(Structured figure records)
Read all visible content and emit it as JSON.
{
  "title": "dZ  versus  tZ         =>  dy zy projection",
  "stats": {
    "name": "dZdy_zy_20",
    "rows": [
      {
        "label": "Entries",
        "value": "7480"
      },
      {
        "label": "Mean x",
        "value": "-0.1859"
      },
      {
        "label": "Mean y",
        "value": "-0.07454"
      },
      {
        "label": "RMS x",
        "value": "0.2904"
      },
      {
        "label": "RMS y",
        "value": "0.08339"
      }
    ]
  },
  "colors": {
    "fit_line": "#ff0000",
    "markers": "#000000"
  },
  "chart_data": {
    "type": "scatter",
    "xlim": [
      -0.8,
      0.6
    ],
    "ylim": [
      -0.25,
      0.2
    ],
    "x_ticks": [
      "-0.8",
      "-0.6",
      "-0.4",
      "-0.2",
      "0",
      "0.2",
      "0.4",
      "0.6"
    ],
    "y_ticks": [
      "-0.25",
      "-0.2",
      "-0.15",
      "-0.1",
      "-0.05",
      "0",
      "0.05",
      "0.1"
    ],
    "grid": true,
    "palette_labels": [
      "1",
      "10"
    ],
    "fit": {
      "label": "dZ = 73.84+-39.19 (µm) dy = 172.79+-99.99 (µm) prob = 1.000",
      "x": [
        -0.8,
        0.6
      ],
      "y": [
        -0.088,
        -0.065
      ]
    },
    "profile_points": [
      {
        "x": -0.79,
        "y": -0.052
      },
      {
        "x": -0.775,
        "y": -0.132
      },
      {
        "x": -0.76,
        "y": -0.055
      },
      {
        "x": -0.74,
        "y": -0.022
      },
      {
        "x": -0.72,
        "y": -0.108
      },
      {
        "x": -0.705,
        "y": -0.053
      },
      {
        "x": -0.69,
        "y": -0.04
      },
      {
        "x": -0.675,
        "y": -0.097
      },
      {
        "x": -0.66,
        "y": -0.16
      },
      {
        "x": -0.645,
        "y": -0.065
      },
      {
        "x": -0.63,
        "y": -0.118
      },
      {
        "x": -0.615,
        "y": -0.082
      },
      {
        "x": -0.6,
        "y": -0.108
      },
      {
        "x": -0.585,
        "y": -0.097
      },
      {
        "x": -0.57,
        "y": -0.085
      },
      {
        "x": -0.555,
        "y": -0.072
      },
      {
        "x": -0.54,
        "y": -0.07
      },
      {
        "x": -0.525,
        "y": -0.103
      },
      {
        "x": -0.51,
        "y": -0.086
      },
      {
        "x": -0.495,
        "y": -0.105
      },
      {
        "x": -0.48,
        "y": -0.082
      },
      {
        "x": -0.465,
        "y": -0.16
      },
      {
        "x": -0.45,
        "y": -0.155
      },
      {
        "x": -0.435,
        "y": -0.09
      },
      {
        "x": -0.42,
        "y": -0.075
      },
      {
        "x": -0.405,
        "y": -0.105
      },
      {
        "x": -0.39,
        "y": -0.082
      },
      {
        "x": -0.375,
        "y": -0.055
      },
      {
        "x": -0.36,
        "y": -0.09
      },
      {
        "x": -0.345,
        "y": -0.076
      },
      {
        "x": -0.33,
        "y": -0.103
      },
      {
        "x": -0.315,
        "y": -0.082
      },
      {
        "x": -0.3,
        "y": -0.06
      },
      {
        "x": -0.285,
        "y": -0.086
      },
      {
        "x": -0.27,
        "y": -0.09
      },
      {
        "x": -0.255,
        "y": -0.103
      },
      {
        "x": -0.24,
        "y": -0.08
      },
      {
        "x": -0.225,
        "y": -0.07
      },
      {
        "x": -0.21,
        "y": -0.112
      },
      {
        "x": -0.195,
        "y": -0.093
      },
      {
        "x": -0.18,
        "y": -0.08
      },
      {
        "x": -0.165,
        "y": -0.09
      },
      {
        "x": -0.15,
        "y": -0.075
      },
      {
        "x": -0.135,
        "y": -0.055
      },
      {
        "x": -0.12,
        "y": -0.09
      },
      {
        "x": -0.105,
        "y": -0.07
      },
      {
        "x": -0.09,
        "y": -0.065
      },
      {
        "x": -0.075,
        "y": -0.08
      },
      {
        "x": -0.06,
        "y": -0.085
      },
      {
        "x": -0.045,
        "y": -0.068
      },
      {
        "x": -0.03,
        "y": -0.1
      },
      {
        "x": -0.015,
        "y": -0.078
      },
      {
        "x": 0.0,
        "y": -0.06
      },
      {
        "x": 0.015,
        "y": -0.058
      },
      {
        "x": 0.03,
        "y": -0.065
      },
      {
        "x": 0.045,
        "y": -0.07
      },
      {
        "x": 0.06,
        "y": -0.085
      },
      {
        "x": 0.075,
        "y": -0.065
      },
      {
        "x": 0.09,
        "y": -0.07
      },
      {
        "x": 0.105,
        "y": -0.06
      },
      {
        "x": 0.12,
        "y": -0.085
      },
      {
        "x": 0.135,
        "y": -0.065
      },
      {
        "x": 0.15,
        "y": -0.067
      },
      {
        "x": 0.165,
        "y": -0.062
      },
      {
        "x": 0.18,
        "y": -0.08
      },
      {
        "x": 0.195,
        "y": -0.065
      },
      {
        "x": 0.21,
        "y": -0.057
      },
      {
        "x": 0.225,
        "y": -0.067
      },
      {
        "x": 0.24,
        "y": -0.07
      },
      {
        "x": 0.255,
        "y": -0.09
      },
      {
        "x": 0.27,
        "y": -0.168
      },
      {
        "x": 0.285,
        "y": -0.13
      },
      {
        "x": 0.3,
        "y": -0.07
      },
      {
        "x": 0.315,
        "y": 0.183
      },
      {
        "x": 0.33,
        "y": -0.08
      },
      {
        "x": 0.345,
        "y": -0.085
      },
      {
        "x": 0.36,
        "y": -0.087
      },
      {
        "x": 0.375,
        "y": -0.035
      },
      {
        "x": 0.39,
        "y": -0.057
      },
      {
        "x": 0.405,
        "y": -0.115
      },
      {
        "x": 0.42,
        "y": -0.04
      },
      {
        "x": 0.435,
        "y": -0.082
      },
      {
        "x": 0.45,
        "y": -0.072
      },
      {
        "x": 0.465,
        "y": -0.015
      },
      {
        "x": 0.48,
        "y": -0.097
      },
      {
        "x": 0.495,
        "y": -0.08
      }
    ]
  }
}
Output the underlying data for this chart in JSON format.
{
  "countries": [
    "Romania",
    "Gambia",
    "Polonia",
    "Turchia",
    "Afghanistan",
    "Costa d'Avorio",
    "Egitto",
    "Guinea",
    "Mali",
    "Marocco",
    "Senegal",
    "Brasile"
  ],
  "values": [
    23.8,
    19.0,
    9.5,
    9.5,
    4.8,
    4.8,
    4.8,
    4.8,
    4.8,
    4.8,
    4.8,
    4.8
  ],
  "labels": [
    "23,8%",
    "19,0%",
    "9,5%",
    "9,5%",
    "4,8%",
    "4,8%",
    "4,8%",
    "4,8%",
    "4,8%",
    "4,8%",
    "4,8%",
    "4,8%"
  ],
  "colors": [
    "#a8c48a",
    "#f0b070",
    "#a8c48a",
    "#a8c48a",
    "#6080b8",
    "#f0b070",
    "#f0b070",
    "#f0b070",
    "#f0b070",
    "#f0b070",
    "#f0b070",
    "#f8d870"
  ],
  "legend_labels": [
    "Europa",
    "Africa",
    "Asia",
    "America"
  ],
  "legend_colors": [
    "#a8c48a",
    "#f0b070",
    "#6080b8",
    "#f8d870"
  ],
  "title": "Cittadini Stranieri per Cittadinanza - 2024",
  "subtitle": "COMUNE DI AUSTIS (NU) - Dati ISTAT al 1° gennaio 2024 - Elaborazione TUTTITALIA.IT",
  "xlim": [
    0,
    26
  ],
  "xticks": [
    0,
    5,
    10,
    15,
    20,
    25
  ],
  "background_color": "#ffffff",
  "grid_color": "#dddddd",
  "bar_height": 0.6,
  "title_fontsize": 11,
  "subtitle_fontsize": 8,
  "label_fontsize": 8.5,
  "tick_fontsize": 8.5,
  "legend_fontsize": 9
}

▶ _DESCRIPTION OF THE TASK_:
Your task is to collect every line above that contains the word "JSON".

▶ _RESULT OF THE TASK_:
Read all visible content and emit it as JSON.
Output the underlying data for this chart in JSON format.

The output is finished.